▶ _What the task asks_: Give the data below again exactly as it stands. Omit the pictures.

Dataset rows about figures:
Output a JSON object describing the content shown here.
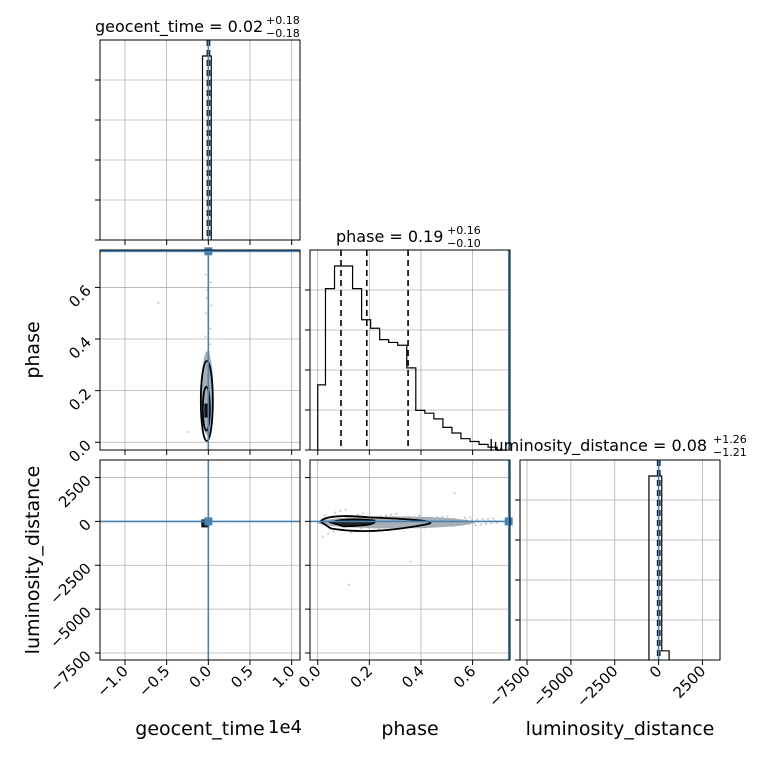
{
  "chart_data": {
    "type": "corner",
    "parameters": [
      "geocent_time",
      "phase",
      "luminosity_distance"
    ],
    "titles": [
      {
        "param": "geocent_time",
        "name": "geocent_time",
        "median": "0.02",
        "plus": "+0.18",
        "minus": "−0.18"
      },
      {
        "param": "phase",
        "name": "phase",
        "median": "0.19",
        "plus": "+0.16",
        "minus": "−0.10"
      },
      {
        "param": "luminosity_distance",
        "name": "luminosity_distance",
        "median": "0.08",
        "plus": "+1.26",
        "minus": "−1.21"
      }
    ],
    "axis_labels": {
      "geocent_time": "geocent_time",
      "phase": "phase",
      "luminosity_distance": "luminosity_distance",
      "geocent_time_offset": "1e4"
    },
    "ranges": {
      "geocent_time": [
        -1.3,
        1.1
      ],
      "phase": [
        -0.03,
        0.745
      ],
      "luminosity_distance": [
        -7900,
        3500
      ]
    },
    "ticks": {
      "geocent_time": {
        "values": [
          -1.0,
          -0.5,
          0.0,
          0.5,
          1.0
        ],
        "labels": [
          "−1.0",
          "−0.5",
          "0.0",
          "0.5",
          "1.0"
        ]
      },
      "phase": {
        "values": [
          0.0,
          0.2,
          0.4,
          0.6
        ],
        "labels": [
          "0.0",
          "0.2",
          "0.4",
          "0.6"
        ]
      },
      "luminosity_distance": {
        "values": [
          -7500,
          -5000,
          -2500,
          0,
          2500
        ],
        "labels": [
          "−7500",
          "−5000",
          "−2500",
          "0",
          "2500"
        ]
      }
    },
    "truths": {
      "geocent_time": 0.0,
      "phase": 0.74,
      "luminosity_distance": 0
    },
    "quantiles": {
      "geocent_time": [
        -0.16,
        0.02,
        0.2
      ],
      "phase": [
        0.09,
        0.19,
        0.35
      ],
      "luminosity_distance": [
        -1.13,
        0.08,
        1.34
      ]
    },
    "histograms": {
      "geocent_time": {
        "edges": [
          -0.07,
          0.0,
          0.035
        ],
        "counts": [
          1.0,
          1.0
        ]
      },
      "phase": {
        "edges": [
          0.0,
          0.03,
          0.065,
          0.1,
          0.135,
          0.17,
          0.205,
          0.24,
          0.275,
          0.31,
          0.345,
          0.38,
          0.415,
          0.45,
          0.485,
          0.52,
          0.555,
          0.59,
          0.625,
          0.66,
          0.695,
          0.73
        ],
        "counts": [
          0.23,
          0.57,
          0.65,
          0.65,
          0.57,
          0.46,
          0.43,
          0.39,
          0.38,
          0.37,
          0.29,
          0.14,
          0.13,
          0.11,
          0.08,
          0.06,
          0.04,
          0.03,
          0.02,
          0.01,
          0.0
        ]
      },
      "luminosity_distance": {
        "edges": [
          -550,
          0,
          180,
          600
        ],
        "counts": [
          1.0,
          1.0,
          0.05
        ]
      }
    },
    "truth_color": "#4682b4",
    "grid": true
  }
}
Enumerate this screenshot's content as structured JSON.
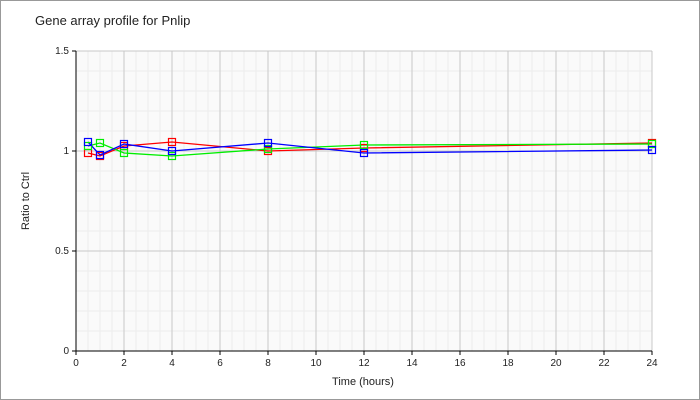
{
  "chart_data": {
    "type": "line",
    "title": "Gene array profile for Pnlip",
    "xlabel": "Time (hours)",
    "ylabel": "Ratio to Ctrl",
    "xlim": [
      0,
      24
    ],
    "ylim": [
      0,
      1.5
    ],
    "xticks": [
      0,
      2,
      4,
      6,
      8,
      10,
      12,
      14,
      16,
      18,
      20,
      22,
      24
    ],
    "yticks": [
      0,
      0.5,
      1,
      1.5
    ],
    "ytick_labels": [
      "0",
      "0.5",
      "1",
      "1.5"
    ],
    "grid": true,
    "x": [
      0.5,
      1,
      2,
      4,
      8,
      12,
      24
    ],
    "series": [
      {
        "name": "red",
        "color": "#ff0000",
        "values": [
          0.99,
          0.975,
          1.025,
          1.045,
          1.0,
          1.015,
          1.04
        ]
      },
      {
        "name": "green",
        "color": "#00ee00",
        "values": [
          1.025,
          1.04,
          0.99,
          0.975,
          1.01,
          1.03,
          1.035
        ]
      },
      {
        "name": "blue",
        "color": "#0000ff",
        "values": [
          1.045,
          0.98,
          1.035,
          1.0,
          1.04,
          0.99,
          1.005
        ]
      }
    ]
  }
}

▶ _Task output_:
Output a JSON object describing the content shown here.
{
  "chart_data": {
    "type": "corner",
    "parameters": [
      "geocent_time",
      "phase",
      "luminosity_distance"
    ],
    "titles": [
      {
        "param": "geocent_time",
        "name": "geocent_time",
        "median": "0.02",
        "plus": "+0.18",
        "minus": "−0.18"
      },
      {
        "param": "phase",
        "name": "phase",
        "median": "0.19",
        "plus": "+0.16",
        "minus": "−0.10"
      },
      {
        "param": "luminosity_distance",
        "name": "luminosity_distance",
        "median": "0.08",
        "plus": "+1.26",
        "minus": "−1.21"
      }
    ],
    "axis_labels": {
      "geocent_time": "geocent_time",
      "phase": "phase",
      "luminosity_distance": "luminosity_distance",
      "geocent_time_offset": "1e4"
    },
    "ranges": {
      "geocent_time": [
        -1.3,
        1.1
      ],
      "phase": [
        -0.03,
        0.745
      ],
      "luminosity_distance": [
        -7900,
        3500
      ]
    },
    "ticks": {
      "geocent_time": {
        "values": [
          -1.0,
          -0.5,
          0.0,
          0.5,
          1.0
        ],
        "labels": [
          "−1.0",
          "−0.5",
          "0.0",
          "0.5",
          "1.0"
        ]
      },
      "phase": {
        "values": [
          0.0,
          0.2,
          0.4,
          0.6
        ],
        "labels": [
          "0.0",
          "0.2",
          "0.4",
          "0.6"
        ]
      },
      "luminosity_distance": {
        "values": [
          -7500,
          -5000,
          -2500,
          0,
          2500
        ],
        "labels": [
          "−7500",
          "−5000",
          "−2500",
          "0",
          "2500"
        ]
      }
    },
    "truths": {
      "geocent_time": 0.0,
      "phase": 0.74,
      "luminosity_distance": 0
    },
    "quantiles": {
      "geocent_time": [
        -0.16,
        0.02,
        0.2
      ],
      "phase": [
        0.09,
        0.19,
        0.35
      ],
      "luminosity_distance": [
        -1.13,
        0.08,
        1.34
      ]
    },
    "histograms": {
      "geocent_time": {
        "edges": [
          -0.07,
          0.0,
          0.035
        ],
        "counts": [
          1.0,
          1.0
        ]
      },
      "phase": {
        "edges": [
          0.0,
          0.03,
          0.065,
          0.1,
          0.135,
          0.17,
          0.205,
          0.24,
          0.275,
          0.31,
          0.345,
          0.38,
          0.415,
          0.45,
          0.485,
          0.52,
          0.555,
          0.59,
          0.625,
          0.66,
          0.695,
          0.73
        ],
        "counts": [
          0.23,
          0.57,
          0.65,
          0.65,
          0.57,
          0.46,
          0.43,
          0.39,
          0.38,
          0.37,
          0.29,
          0.14,
          0.13,
          0.11,
          0.08,
          0.06,
          0.04,
          0.03,
          0.02,
          0.01,
          0.0
        ]
      },
      "luminosity_distance": {
        "edges": [
          -550,
          0,
          180,
          600
        ],
        "counts": [
          1.0,
          1.0,
          0.05
        ]
      }
    },
    "truth_color": "#4682b4",
    "grid": true
  }
}
Enumerate this screenshot's content as structured JSON.
{
  "chart_data": {
    "type": "line",
    "title": "Gene array profile for Pnlip",
    "xlabel": "Time (hours)",
    "ylabel": "Ratio to Ctrl",
    "xlim": [
      0,
      24
    ],
    "ylim": [
      0,
      1.5
    ],
    "xticks": [
      0,
      2,
      4,
      6,
      8,
      10,
      12,
      14,
      16,
      18,
      20,
      22,
      24
    ],
    "yticks": [
      0,
      0.5,
      1,
      1.5
    ],
    "ytick_labels": [
      "0",
      "0.5",
      "1",
      "1.5"
    ],
    "grid": true,
    "x": [
      0.5,
      1,
      2,
      4,
      8,
      12,
      24
    ],
    "series": [
      {
        "name": "red",
        "color": "#ff0000",
        "values": [
          0.99,
          0.975,
          1.025,
          1.045,
          1.0,
          1.015,
          1.04
        ]
      },
      {
        "name": "green",
        "color": "#00ee00",
        "values": [
          1.025,
          1.04,
          0.99,
          0.975,
          1.01,
          1.03,
          1.035
        ]
      },
      {
        "name": "blue",
        "color": "#0000ff",
        "values": [
          1.045,
          0.98,
          1.035,
          1.0,
          1.04,
          0.99,
          1.005
        ]
      }
    ]
  }
}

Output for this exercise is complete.